Extracted text:
+---+

Skip to content

Add nuget dependencies support to the metadata extraction

David Fernandez requested to merge 42680-10io-nuget-dependencies-support into master

What does this MR do?

Add dependencies extraction to the GitLab NuGet repository (https://docs.gitlab.com/ee/user/packages/nuget_repository/)

See #42680 (closed)

Details

NuGet packages are uploaded as a .nupkg file (actually a zip archive file). This file is then processed by a worker (Packages::Nuget::ExtractionWorker) to get the package name and version from the .nuspec file. This MR will add dependencies to this extraction.

The .nuspec file is an XML file (documented here: https://docs.microsoft.com/en-us/nuget/reference/nuspec) that is standardized by an XSD schema: https://github.com/NuGet/NuGet.Client/blob/dev/src/NuGet.Core/NuGet.Packaging/compiler/resources/nuspec.xsd

Reading the XSD, we can see that the .nuspec file has a <dependencies> tag and its children have two forms. Here is an example:

    <dependencies>
      <dependency id="Moqi" version="2.5.6" include="Runtime,Compile" />
      <group targetFramework=".NETStandard2.0">
        <dependency id="Test.Dependency" version="2.3.7" exclude="Build,Analyzers" include="Runtime,Compile" />
        <dependency id="Newtonsoft.Json" version="12.0.3" exclude="Build,Analyzers" />
      </group>
      <dependency id="Castle.Core" />
    </dependencies>

In short, we either have a <dependency> element or a <group> with many <dependency> elements embedded. Note that we will need to extract not only the dependency name and version but also the include, exclude and targetFramework attributes.

Inspecting the XSD file, we notice that these attributes are all optional, even version is optional. In particular, this statement:

<dependencies>
  <dependency id="Moqi" />
</dependencies>

is valid.

Persisting dependencies in GitLab

We already have Packages::DependencyLink and Packages::Dependency that allow us to persist package dependencies. The only issue here is that these models will only handle the dependency name and version.

To be able to support the include, exclude and targetFramework attributes, a new model/table has been added and linked to Packages::DependencyLink: Packages::NugetDependencyLinkMetadatum. This new model follows what has been done at the Packages::Package level (see Packages::MavenMetadatum for an example).

Now we need to integrate this Packages::NugetDependencyLinkMetadatum during dependencies creation. This creation is handled by the Packages::CreateDependencyService. This service has some specificity: all the inserts are grouped and done through bulk inserts. This is to avoid n inserts, n being the number of the dependencies for the given package. Also, if a Packages::Dependency is re used accross packages, the Packages::Dependency row is re-used (for more details about this service, check !20549 (merged)).

+---+

Records supplied:

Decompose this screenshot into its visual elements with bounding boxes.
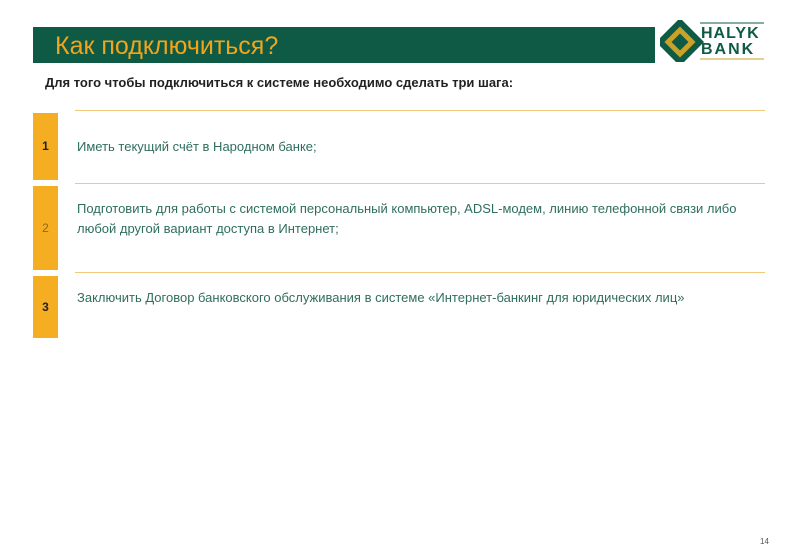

+---+

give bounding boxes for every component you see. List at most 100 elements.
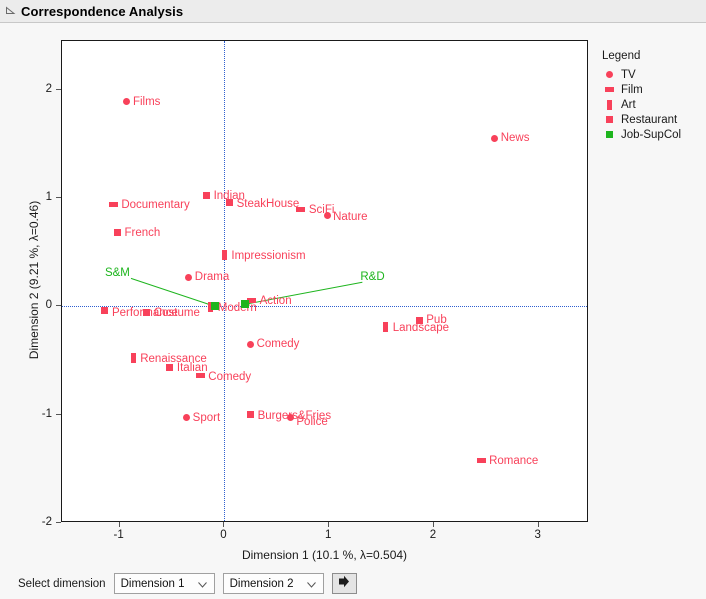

+---+

Stated problem A: In the merge request text, which worker processes the uploaded .nupkg file?
Stated problem B: List the id values of every dependency in the first XML example of the merge request text, the one that contains a group.
Stated problem C: Translate this sentence from the merge request text into Spanish: "Inspecting the XSD file, we notice that these attributes are all optional, even version is optional."

Full output A: Packages::Nuget::ExtractionWorker

Full output B: Moqi, Test.Dependency, Newtonsoft.Json, Castle.Core

Full output C: Al inspeccionar el archivo XSD, observamos que todos estos atributos son opcionales; incluso version es opcional.